JOB —
Write out the records again, exactly, leaving none out.

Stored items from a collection

┌────────

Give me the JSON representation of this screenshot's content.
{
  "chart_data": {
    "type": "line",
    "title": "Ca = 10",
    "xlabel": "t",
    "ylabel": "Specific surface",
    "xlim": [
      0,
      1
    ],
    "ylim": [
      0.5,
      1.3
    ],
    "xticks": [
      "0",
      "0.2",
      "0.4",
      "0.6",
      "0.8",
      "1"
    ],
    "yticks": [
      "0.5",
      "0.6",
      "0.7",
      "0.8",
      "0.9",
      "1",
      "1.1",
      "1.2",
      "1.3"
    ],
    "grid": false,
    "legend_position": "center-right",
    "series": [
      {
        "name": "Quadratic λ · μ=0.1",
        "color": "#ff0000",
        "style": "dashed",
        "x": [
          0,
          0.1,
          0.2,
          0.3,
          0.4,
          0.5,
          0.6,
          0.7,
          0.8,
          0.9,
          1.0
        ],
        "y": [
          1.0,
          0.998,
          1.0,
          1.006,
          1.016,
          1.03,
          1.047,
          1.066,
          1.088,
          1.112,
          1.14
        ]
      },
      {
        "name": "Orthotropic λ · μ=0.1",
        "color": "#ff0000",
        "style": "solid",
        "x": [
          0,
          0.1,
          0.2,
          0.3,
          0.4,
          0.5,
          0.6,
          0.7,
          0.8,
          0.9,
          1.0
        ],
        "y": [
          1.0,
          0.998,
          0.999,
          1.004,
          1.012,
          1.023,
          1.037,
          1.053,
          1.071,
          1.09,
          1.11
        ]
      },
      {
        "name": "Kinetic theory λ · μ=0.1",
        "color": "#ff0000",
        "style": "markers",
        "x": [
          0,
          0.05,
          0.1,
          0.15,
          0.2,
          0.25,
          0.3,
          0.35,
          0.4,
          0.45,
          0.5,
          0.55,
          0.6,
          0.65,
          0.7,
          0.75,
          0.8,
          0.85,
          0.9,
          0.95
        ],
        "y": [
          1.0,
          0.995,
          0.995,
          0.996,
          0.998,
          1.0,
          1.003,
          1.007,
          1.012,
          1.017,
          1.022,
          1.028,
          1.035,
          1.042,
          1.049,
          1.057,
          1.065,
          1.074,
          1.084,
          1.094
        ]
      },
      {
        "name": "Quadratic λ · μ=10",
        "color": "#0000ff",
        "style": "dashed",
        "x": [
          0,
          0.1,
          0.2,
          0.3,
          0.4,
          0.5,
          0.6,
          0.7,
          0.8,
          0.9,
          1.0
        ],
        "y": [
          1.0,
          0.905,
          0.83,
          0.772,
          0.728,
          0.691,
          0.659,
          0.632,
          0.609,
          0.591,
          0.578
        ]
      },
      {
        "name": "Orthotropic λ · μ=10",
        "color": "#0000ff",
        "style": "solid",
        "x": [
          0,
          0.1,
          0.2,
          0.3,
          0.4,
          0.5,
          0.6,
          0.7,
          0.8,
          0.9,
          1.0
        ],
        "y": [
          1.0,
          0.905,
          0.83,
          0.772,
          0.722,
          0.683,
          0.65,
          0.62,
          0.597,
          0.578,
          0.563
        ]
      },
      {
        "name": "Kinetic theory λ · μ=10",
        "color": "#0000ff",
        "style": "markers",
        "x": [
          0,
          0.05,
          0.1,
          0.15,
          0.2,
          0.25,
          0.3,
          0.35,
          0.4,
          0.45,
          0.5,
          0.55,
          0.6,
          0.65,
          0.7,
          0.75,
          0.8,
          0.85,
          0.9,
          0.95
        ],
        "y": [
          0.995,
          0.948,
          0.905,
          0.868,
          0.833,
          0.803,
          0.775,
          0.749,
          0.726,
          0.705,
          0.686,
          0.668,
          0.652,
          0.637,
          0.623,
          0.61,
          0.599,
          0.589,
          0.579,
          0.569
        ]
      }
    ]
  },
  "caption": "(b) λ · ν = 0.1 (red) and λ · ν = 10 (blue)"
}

└────────

SOLUTION TO THE EXERCISE —
Give me the JSON representation of this screenshot's content.
{
  "chart_data": {
    "type": "line",
    "title": "Ca = 10",
    "xlabel": "t",
    "ylabel": "Specific surface",
    "xlim": [
      0,
      1
    ],
    "ylim": [
      0.5,
      1.3
    ],
    "xticks": [
      "0",
      "0.2",
      "0.4",
      "0.6",
      "0.8",
      "1"
    ],
    "yticks": [
      "0.5",
      "0.6",
      "0.7",
      "0.8",
      "0.9",
      "1",
      "1.1",
      "1.2",
      "1.3"
    ],
    "grid": false,
    "legend_position": "center-right",
    "series": [
      {
        "name": "Quadratic λ · μ=0.1",
        "color": "#ff0000",
        "style": "dashed",
        "x": [
          0,
          0.1,
          0.2,
          0.3,
          0.4,
          0.5,
          0.6,
          0.7,
          0.8,
          0.9,
          1.0
        ],
        "y": [
          1.0,
          0.998,
          1.0,
          1.006,
          1.016,
          1.03,
          1.047,
          1.066,
          1.088,
          1.112,
          1.14
        ]
      },
      {
        "name": "Orthotropic λ · μ=0.1",
        "color": "#ff0000",
        "style": "solid",
        "x": [
          0,
          0.1,
          0.2,
          0.3,
          0.4,
          0.5,
          0.6,
          0.7,
          0.8,
          0.9,
          1.0
        ],
        "y": [
          1.0,
          0.998,
          0.999,
          1.004,
          1.012,
          1.023,
          1.037,
          1.053,
          1.071,
          1.09,
          1.11
        ]
      },
      {
        "name": "Kinetic theory λ · μ=0.1",
        "color": "#ff0000",
        "style": "markers",
        "x": [
          0,
          0.05,
          0.1,
          0.15,
          0.2,
          0.25,
          0.3,
          0.35,
          0.4,
          0.45,
          0.5,
          0.55,
          0.6,
          0.65,
          0.7,
          0.75,
          0.8,
          0.85,
          0.9,
          0.95
        ],
        "y": [
          1.0,
          0.995,
          0.995,
          0.996,
          0.998,
          1.0,
          1.003,
          1.007,
          1.012,
          1.017,
          1.022,
          1.028,
          1.035,
          1.042,
          1.049,
          1.057,
          1.065,
          1.074,
          1.084,
          1.094
        ]
      },
      {
        "name": "Quadratic λ · μ=10",
        "color": "#0000ff",
        "style": "dashed",
        "x": [
          0,
          0.1,
          0.2,
          0.3,
          0.4,
          0.5,
          0.6,
          0.7,
          0.8,
          0.9,
          1.0
        ],
        "y": [
          1.0,
          0.905,
          0.83,
          0.772,
          0.728,
          0.691,
          0.659,
          0.632,
          0.609,
          0.591,
          0.578
        ]
      },
      {
        "name": "Orthotropic λ · μ=10",
        "color": "#0000ff",
        "style": "solid",
        "x": [
          0,
          0.1,
          0.2,
          0.3,
          0.4,
          0.5,
          0.6,
          0.7,
          0.8,
          0.9,
          1.0
        ],
        "y": [
          1.0,
          0.905,
          0.83,
          0.772,
          0.722,
          0.683,
          0.65,
          0.62,
          0.597,
          0.578,
          0.563
        ]
      },
      {
        "name": "Kinetic theory λ · μ=10",
        "color": "#0000ff",
        "style": "markers",
        "x": [
          0,
          0.05,
          0.1,
          0.15,
          0.2,
          0.25,
          0.3,
          0.35,
          0.4,
          0.45,
          0.5,
          0.55,
          0.6,
          0.65,
          0.7,
          0.75,
          0.8,
          0.85,
          0.9,
          0.95
        ],
        "y": [
          0.995,
          0.948,
          0.905,
          0.868,
          0.833,
          0.803,
          0.775,
          0.749,
          0.726,
          0.705,
          0.686,
          0.668,
          0.652,
          0.637,
          0.623,
          0.61,
          0.599,
          0.589,
          0.579,
          0.569
        ]
      }
    ]
  },
  "caption": "(b) λ · ν = 0.1 (red) and λ · ν = 10 (blue)"
}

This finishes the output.